→ EXERCISE
Tally the lines in the data that follows that include the word "Федерации", and report nothing but the total.

__________________________________________________

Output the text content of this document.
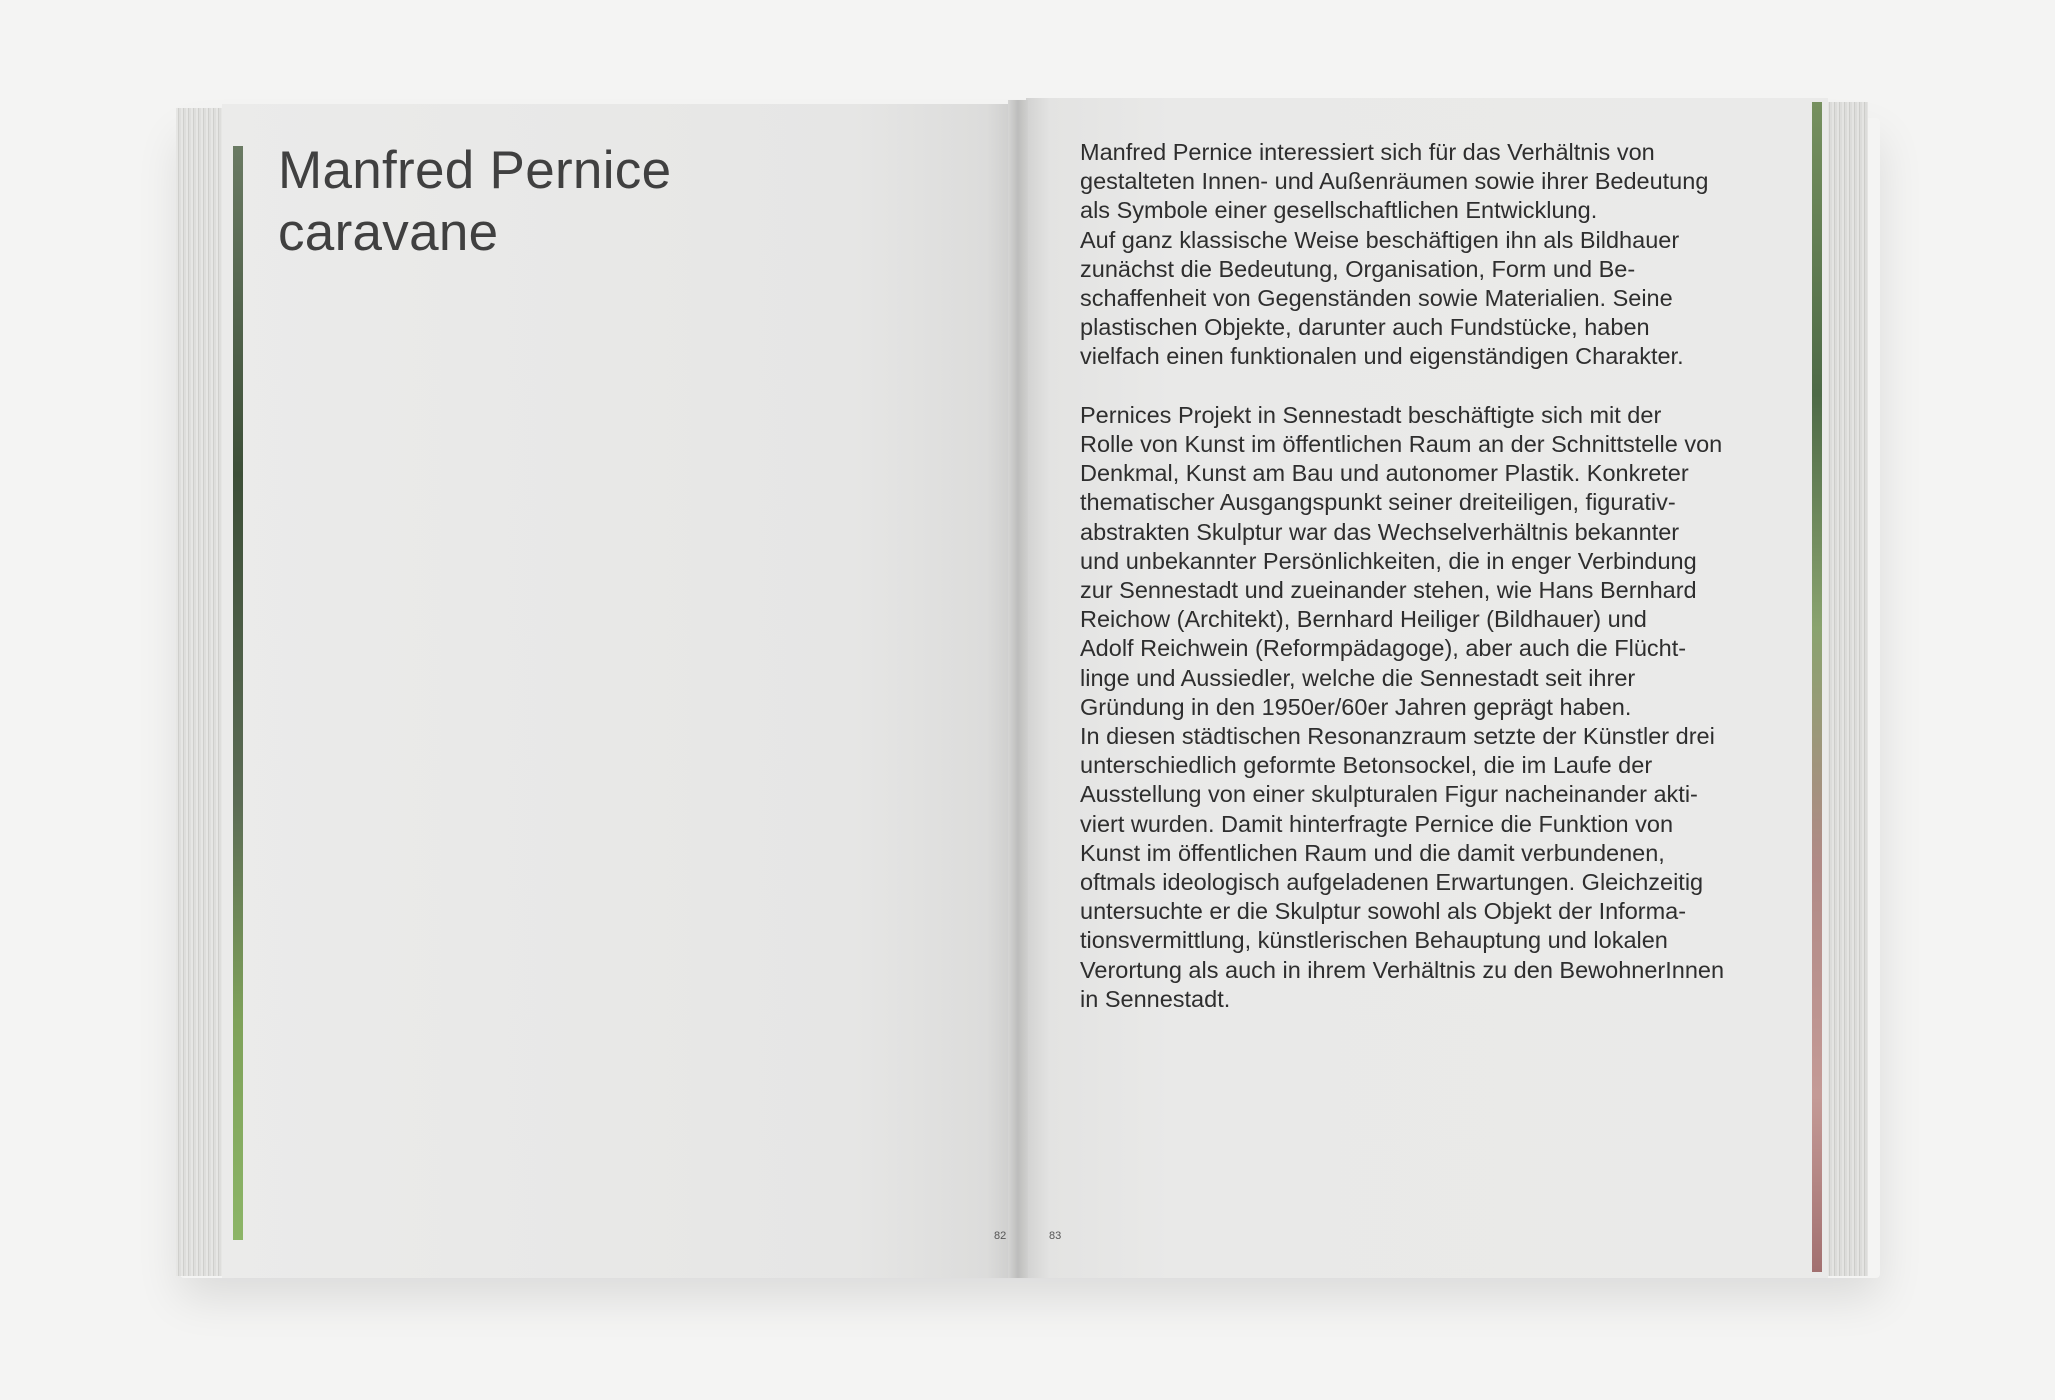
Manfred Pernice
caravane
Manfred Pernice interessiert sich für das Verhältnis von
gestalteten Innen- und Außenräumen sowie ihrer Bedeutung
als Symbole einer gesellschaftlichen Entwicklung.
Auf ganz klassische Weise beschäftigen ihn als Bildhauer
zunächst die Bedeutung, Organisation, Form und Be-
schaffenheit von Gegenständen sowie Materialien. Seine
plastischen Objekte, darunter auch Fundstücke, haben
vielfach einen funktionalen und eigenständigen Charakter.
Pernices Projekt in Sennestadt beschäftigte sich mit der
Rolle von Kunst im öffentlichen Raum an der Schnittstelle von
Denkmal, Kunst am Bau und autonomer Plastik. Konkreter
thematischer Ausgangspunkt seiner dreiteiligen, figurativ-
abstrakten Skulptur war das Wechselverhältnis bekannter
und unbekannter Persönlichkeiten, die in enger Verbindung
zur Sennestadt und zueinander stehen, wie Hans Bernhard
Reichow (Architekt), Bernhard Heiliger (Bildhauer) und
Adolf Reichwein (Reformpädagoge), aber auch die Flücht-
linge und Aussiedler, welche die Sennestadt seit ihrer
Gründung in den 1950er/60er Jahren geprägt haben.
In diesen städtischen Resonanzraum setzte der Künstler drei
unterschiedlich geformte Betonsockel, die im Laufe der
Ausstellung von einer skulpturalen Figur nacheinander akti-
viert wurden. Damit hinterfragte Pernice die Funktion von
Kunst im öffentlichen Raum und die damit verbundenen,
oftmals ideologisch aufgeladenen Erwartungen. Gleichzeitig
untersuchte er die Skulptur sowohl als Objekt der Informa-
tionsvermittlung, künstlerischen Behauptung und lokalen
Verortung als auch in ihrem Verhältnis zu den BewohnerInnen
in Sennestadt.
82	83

__________________________________________________

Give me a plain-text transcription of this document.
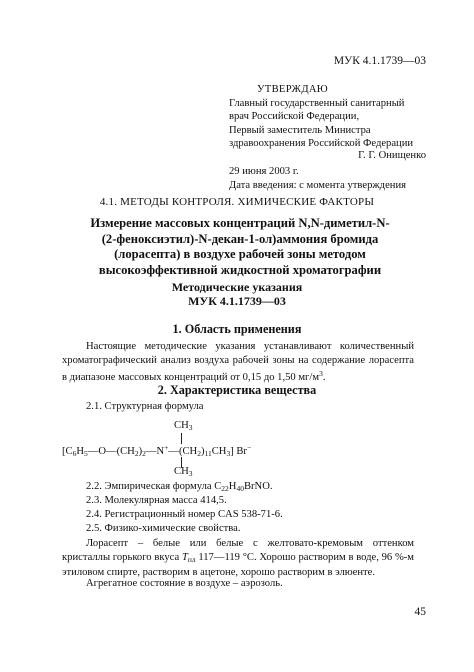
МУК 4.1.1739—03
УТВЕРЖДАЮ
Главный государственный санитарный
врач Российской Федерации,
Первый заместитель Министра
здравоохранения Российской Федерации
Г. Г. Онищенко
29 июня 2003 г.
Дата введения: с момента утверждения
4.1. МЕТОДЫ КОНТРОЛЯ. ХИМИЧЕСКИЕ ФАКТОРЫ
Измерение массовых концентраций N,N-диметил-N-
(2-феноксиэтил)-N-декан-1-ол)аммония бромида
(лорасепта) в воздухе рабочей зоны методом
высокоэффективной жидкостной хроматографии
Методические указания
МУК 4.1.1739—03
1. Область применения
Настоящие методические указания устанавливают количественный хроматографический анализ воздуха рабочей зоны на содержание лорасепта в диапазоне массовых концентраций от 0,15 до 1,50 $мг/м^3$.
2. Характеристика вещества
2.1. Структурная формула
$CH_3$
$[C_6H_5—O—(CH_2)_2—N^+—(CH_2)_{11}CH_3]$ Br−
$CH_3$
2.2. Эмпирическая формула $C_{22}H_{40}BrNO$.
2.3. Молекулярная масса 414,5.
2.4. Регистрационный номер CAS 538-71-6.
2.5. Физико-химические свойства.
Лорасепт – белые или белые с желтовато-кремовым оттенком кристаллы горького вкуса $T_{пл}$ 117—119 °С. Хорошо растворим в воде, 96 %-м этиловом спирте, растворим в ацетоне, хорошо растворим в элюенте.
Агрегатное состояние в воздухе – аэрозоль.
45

__________________________________________________

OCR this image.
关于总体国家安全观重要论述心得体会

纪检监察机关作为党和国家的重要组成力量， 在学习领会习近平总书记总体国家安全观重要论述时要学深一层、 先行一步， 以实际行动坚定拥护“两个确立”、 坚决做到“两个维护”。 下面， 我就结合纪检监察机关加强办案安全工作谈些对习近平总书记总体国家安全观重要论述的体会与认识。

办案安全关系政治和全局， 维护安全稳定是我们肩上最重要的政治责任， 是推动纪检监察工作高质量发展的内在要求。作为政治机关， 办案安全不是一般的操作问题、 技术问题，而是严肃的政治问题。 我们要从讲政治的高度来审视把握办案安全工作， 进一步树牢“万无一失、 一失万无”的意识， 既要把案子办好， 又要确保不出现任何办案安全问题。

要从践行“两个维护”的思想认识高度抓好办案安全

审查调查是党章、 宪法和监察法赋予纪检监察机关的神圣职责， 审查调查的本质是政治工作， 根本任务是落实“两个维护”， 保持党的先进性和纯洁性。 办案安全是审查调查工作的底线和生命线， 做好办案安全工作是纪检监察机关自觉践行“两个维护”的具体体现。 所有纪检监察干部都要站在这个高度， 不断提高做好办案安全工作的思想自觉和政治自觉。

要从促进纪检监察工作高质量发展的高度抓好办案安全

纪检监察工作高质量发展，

__________________________________________________

→ ANSWER TO THIS PROBLEM
2